Data entries for graphics:
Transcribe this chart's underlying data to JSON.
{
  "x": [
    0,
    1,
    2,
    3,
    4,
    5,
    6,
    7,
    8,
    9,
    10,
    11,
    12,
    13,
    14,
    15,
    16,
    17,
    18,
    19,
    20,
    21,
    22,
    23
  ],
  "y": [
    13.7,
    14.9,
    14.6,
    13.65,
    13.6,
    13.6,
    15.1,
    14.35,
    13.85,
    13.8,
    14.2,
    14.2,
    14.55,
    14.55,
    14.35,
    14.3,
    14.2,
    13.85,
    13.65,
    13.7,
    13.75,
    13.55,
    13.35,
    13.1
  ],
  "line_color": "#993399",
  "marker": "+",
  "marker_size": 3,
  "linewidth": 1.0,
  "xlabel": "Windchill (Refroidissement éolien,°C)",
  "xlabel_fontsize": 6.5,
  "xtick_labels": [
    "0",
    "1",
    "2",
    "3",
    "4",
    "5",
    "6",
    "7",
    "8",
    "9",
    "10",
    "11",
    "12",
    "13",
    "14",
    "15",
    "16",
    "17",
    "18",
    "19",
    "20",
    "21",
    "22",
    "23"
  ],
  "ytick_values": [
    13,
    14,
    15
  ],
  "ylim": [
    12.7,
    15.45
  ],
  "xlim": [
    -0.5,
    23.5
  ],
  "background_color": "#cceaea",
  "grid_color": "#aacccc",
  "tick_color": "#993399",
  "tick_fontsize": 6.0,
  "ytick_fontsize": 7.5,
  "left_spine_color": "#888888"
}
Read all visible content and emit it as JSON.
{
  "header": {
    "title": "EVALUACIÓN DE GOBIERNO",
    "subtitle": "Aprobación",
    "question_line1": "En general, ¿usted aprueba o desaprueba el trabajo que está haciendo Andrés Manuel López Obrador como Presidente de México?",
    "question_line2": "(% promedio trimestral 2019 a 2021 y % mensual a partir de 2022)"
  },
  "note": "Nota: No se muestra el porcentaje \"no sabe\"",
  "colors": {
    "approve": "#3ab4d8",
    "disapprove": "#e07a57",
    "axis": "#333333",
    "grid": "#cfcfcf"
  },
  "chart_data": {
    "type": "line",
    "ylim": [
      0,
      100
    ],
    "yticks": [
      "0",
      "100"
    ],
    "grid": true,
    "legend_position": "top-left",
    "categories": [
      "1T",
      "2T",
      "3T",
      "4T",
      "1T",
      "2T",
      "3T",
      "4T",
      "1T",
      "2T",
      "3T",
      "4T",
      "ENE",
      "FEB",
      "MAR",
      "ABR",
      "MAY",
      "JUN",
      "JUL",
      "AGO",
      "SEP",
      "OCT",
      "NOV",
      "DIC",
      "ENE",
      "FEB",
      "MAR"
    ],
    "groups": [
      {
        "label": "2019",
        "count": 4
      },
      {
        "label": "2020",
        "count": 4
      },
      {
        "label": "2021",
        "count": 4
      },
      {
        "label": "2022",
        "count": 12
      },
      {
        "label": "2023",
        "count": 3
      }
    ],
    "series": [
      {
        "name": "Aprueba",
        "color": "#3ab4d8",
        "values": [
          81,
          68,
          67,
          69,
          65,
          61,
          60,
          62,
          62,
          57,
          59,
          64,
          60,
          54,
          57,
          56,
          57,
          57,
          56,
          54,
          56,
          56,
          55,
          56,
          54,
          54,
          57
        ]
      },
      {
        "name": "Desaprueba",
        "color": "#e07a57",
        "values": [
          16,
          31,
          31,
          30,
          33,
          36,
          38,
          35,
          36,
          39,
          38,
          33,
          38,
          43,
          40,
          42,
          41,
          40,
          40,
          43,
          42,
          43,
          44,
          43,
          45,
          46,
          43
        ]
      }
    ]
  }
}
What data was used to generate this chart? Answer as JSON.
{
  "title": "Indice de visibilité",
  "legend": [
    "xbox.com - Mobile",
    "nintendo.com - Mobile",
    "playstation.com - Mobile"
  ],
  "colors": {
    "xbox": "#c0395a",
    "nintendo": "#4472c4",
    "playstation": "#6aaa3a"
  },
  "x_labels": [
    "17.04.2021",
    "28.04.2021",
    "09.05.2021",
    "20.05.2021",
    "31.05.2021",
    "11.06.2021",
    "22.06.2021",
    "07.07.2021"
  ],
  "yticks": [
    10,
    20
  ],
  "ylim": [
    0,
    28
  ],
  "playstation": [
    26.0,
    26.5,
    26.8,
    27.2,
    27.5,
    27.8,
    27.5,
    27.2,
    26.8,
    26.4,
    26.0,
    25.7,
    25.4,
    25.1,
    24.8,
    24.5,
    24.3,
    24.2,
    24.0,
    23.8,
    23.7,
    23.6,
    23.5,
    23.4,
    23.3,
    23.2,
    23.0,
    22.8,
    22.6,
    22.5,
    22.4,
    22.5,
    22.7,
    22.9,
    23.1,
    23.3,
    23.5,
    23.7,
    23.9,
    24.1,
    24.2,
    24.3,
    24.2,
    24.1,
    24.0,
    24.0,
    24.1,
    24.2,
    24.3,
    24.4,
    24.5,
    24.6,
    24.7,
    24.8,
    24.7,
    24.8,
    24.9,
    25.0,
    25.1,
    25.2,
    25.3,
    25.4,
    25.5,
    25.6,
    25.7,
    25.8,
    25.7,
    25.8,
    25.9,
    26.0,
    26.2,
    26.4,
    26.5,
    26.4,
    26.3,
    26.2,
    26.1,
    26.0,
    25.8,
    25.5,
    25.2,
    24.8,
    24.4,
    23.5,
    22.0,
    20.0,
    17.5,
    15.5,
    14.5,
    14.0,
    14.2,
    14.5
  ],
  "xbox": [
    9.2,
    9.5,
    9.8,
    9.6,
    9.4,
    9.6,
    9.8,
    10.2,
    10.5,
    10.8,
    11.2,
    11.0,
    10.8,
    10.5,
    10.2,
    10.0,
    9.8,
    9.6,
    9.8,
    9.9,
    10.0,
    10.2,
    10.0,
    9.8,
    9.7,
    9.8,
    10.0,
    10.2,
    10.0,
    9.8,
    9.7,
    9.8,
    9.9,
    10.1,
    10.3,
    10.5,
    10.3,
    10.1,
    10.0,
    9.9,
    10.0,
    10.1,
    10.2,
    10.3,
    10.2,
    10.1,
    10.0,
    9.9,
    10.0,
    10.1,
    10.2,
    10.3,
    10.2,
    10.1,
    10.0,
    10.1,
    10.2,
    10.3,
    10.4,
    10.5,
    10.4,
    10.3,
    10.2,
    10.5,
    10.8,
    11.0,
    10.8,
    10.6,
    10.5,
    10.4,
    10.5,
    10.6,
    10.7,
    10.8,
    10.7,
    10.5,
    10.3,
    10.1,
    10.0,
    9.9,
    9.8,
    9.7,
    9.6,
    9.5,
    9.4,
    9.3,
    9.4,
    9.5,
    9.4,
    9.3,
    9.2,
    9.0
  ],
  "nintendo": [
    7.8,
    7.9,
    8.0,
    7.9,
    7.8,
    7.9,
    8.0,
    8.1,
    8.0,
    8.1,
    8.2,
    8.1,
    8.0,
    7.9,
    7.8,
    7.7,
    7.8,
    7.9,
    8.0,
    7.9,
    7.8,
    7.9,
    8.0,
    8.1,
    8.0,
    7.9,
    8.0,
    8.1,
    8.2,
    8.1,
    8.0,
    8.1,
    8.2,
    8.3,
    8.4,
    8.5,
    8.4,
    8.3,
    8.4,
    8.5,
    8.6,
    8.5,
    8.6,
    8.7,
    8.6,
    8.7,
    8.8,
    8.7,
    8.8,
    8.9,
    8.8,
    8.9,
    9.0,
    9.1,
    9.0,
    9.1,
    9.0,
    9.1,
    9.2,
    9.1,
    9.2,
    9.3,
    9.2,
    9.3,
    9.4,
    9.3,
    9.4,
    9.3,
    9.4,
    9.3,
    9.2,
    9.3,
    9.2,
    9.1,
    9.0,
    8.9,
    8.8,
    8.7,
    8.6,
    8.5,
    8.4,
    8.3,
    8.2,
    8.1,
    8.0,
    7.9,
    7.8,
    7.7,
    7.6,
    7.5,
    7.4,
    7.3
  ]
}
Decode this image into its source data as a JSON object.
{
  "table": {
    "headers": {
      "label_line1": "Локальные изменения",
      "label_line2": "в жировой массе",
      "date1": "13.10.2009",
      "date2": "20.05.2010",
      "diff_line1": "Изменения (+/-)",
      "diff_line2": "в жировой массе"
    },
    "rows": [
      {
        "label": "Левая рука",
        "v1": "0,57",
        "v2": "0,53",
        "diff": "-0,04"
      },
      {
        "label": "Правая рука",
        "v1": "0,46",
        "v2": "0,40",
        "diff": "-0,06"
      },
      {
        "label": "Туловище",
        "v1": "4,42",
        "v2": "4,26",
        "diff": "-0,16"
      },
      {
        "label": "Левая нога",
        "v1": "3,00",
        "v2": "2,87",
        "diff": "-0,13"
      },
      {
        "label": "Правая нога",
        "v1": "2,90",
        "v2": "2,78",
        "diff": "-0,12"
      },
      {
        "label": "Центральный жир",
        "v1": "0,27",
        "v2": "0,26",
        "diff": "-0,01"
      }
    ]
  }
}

REQUIRED TASK:
Print only the lines from the one with "Decode this image" to the end of the records, both included.

EXERCISE RESULT:
Decode this image into its source data as a JSON object.
{
  "table": {
    "headers": {
      "label_line1": "Локальные изменения",
      "label_line2": "в жировой массе",
      "date1": "13.10.2009",
      "date2": "20.05.2010",
      "diff_line1": "Изменения (+/-)",
      "diff_line2": "в жировой массе"
    },
    "rows": [
      {
        "label": "Левая рука",
        "v1": "0,57",
        "v2": "0,53",
        "diff": "-0,04"
      },
      {
        "label": "Правая рука",
        "v1": "0,46",
        "v2": "0,40",
        "diff": "-0,06"
      },
      {
        "label": "Туловище",
        "v1": "4,42",
        "v2": "4,26",
        "diff": "-0,16"
      },
      {
        "label": "Левая нога",
        "v1": "3,00",
        "v2": "2,87",
        "diff": "-0,13"
      },
      {
        "label": "Правая нога",
        "v1": "2,90",
        "v2": "2,78",
        "diff": "-0,12"
      },
      {
        "label": "Центральный жир",
        "v1": "0,27",
        "v2": "0,26",
        "diff": "-0,01"
      }
    ]
  }
}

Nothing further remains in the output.